• _Problem requirements_
In the copy, include every entry exactly but none of the pictures.

• _Supplied records_
>> BEGIN
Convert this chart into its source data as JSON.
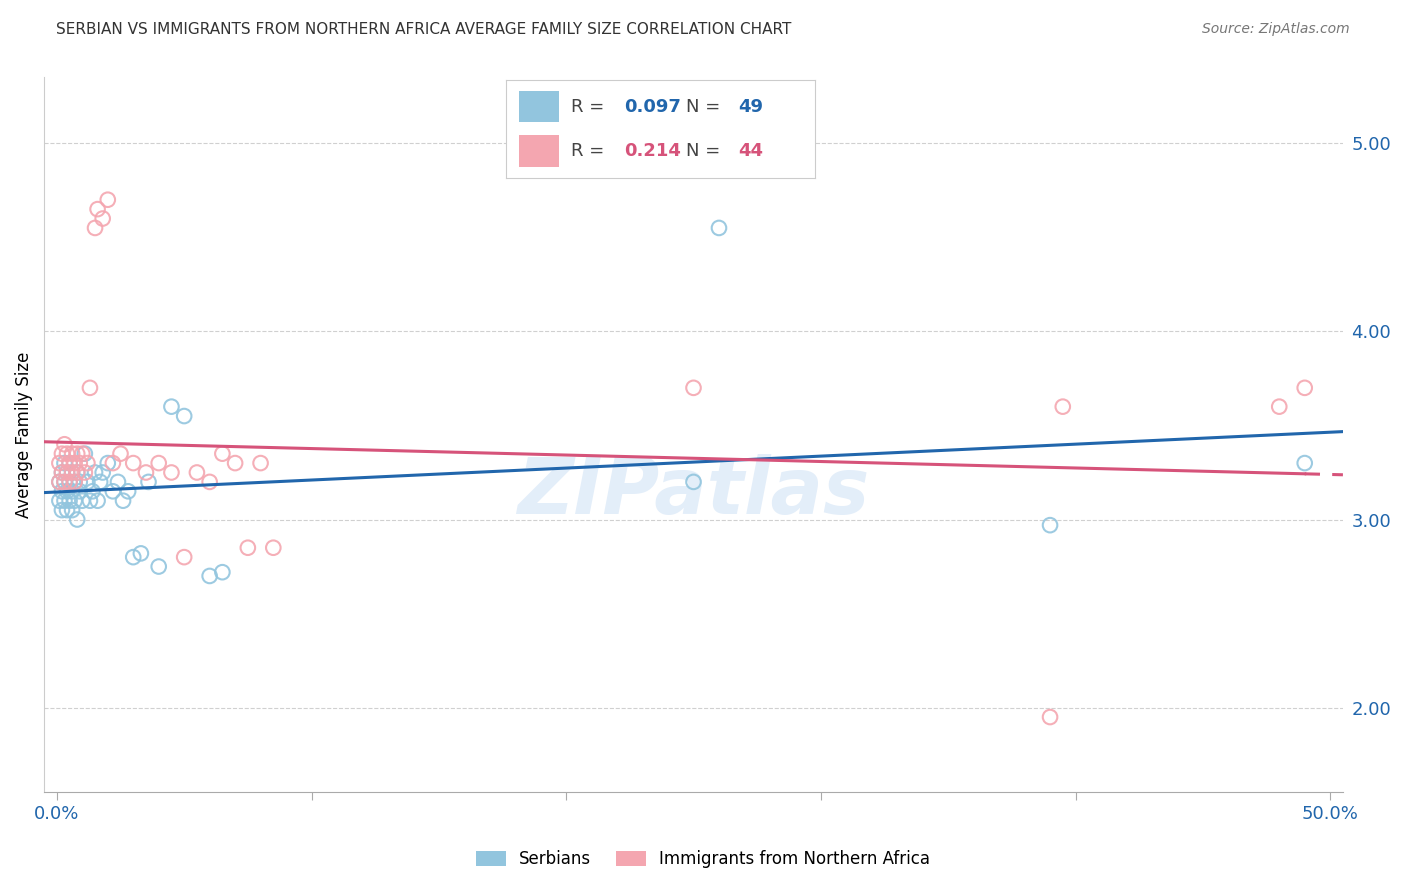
{
  "title": "SERBIAN VS IMMIGRANTS FROM NORTHERN AFRICA AVERAGE FAMILY SIZE CORRELATION CHART",
  "source": "Source: ZipAtlas.com",
  "ylabel": "Average Family Size",
  "ylabel_ticks": [
    2.0,
    3.0,
    4.0,
    5.0
  ],
  "ylim": [
    1.55,
    5.35
  ],
  "xlim": [
    -0.005,
    0.505
  ],
  "x_tick_positions": [
    0.0,
    0.1,
    0.2,
    0.3,
    0.4,
    0.5
  ],
  "x_tick_labels_visible": [
    "0.0%",
    "",
    "",
    "",
    "",
    "50.0%"
  ],
  "legend_blue_R": "0.097",
  "legend_blue_N": "49",
  "legend_pink_R": "0.214",
  "legend_pink_N": "44",
  "blue_color": "#92c5de",
  "pink_color": "#f4a6b0",
  "blue_line_color": "#2166ac",
  "pink_line_color": "#d6537a",
  "watermark": "ZIPatlas",
  "blue_points_x": [
    0.001,
    0.001,
    0.002,
    0.002,
    0.002,
    0.003,
    0.003,
    0.003,
    0.004,
    0.004,
    0.004,
    0.005,
    0.005,
    0.005,
    0.006,
    0.006,
    0.006,
    0.007,
    0.007,
    0.008,
    0.008,
    0.009,
    0.009,
    0.01,
    0.011,
    0.012,
    0.013,
    0.014,
    0.015,
    0.016,
    0.017,
    0.018,
    0.02,
    0.022,
    0.024,
    0.026,
    0.028,
    0.03,
    0.033,
    0.036,
    0.04,
    0.045,
    0.05,
    0.06,
    0.065,
    0.25,
    0.26,
    0.39,
    0.49
  ],
  "blue_points_y": [
    3.2,
    3.1,
    3.25,
    3.15,
    3.05,
    3.3,
    3.2,
    3.1,
    3.25,
    3.15,
    3.05,
    3.3,
    3.2,
    3.1,
    3.25,
    3.15,
    3.05,
    3.2,
    3.1,
    3.25,
    3.0,
    3.2,
    3.15,
    3.1,
    3.35,
    3.2,
    3.1,
    3.15,
    3.25,
    3.1,
    3.2,
    3.25,
    3.3,
    3.15,
    3.2,
    3.1,
    3.15,
    2.8,
    2.82,
    3.2,
    2.75,
    3.6,
    3.55,
    2.7,
    2.72,
    3.2,
    4.55,
    2.97,
    3.3
  ],
  "pink_points_x": [
    0.001,
    0.001,
    0.002,
    0.002,
    0.003,
    0.003,
    0.004,
    0.004,
    0.005,
    0.005,
    0.006,
    0.006,
    0.007,
    0.007,
    0.008,
    0.008,
    0.009,
    0.01,
    0.011,
    0.012,
    0.013,
    0.015,
    0.016,
    0.018,
    0.02,
    0.022,
    0.025,
    0.03,
    0.035,
    0.04,
    0.045,
    0.05,
    0.055,
    0.06,
    0.065,
    0.07,
    0.075,
    0.08,
    0.085,
    0.25,
    0.39,
    0.395,
    0.48,
    0.49
  ],
  "pink_points_y": [
    3.3,
    3.2,
    3.35,
    3.25,
    3.4,
    3.2,
    3.35,
    3.25,
    3.3,
    3.2,
    3.35,
    3.25,
    3.3,
    3.2,
    3.35,
    3.25,
    3.3,
    3.35,
    3.25,
    3.3,
    3.7,
    4.55,
    4.65,
    4.6,
    4.7,
    3.3,
    3.35,
    3.3,
    3.25,
    3.3,
    3.25,
    2.8,
    3.25,
    3.2,
    3.35,
    3.3,
    2.85,
    3.3,
    2.85,
    3.7,
    1.95,
    3.6,
    3.6,
    3.7
  ],
  "background_color": "#ffffff",
  "grid_color": "#d0d0d0"
}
>> END
• _Final result_
Convert this chart into its source data as JSON.
{
  "title": "SERBIAN VS IMMIGRANTS FROM NORTHERN AFRICA AVERAGE FAMILY SIZE CORRELATION CHART",
  "source": "Source: ZipAtlas.com",
  "ylabel": "Average Family Size",
  "ylabel_ticks": [
    2.0,
    3.0,
    4.0,
    5.0
  ],
  "ylim": [
    1.55,
    5.35
  ],
  "xlim": [
    -0.005,
    0.505
  ],
  "x_tick_positions": [
    0.0,
    0.1,
    0.2,
    0.3,
    0.4,
    0.5
  ],
  "x_tick_labels_visible": [
    "0.0%",
    "",
    "",
    "",
    "",
    "50.0%"
  ],
  "legend_blue_R": "0.097",
  "legend_blue_N": "49",
  "legend_pink_R": "0.214",
  "legend_pink_N": "44",
  "blue_color": "#92c5de",
  "pink_color": "#f4a6b0",
  "blue_line_color": "#2166ac",
  "pink_line_color": "#d6537a",
  "watermark": "ZIPatlas",
  "blue_points_x": [
    0.001,
    0.001,
    0.002,
    0.002,
    0.002,
    0.003,
    0.003,
    0.003,
    0.004,
    0.004,
    0.004,
    0.005,
    0.005,
    0.005,
    0.006,
    0.006,
    0.006,
    0.007,
    0.007,
    0.008,
    0.008,
    0.009,
    0.009,
    0.01,
    0.011,
    0.012,
    0.013,
    0.014,
    0.015,
    0.016,
    0.017,
    0.018,
    0.02,
    0.022,
    0.024,
    0.026,
    0.028,
    0.03,
    0.033,
    0.036,
    0.04,
    0.045,
    0.05,
    0.06,
    0.065,
    0.25,
    0.26,
    0.39,
    0.49
  ],
  "blue_points_y": [
    3.2,
    3.1,
    3.25,
    3.15,
    3.05,
    3.3,
    3.2,
    3.1,
    3.25,
    3.15,
    3.05,
    3.3,
    3.2,
    3.1,
    3.25,
    3.15,
    3.05,
    3.2,
    3.1,
    3.25,
    3.0,
    3.2,
    3.15,
    3.1,
    3.35,
    3.2,
    3.1,
    3.15,
    3.25,
    3.1,
    3.2,
    3.25,
    3.3,
    3.15,
    3.2,
    3.1,
    3.15,
    2.8,
    2.82,
    3.2,
    2.75,
    3.6,
    3.55,
    2.7,
    2.72,
    3.2,
    4.55,
    2.97,
    3.3
  ],
  "pink_points_x": [
    0.001,
    0.001,
    0.002,
    0.002,
    0.003,
    0.003,
    0.004,
    0.004,
    0.005,
    0.005,
    0.006,
    0.006,
    0.007,
    0.007,
    0.008,
    0.008,
    0.009,
    0.01,
    0.011,
    0.012,
    0.013,
    0.015,
    0.016,
    0.018,
    0.02,
    0.022,
    0.025,
    0.03,
    0.035,
    0.04,
    0.045,
    0.05,
    0.055,
    0.06,
    0.065,
    0.07,
    0.075,
    0.08,
    0.085,
    0.25,
    0.39,
    0.395,
    0.48,
    0.49
  ],
  "pink_points_y": [
    3.3,
    3.2,
    3.35,
    3.25,
    3.4,
    3.2,
    3.35,
    3.25,
    3.3,
    3.2,
    3.35,
    3.25,
    3.3,
    3.2,
    3.35,
    3.25,
    3.3,
    3.35,
    3.25,
    3.3,
    3.7,
    4.55,
    4.65,
    4.6,
    4.7,
    3.3,
    3.35,
    3.3,
    3.25,
    3.3,
    3.25,
    2.8,
    3.25,
    3.2,
    3.35,
    3.3,
    2.85,
    3.3,
    2.85,
    3.7,
    1.95,
    3.6,
    3.6,
    3.7
  ],
  "background_color": "#ffffff",
  "grid_color": "#d0d0d0"
}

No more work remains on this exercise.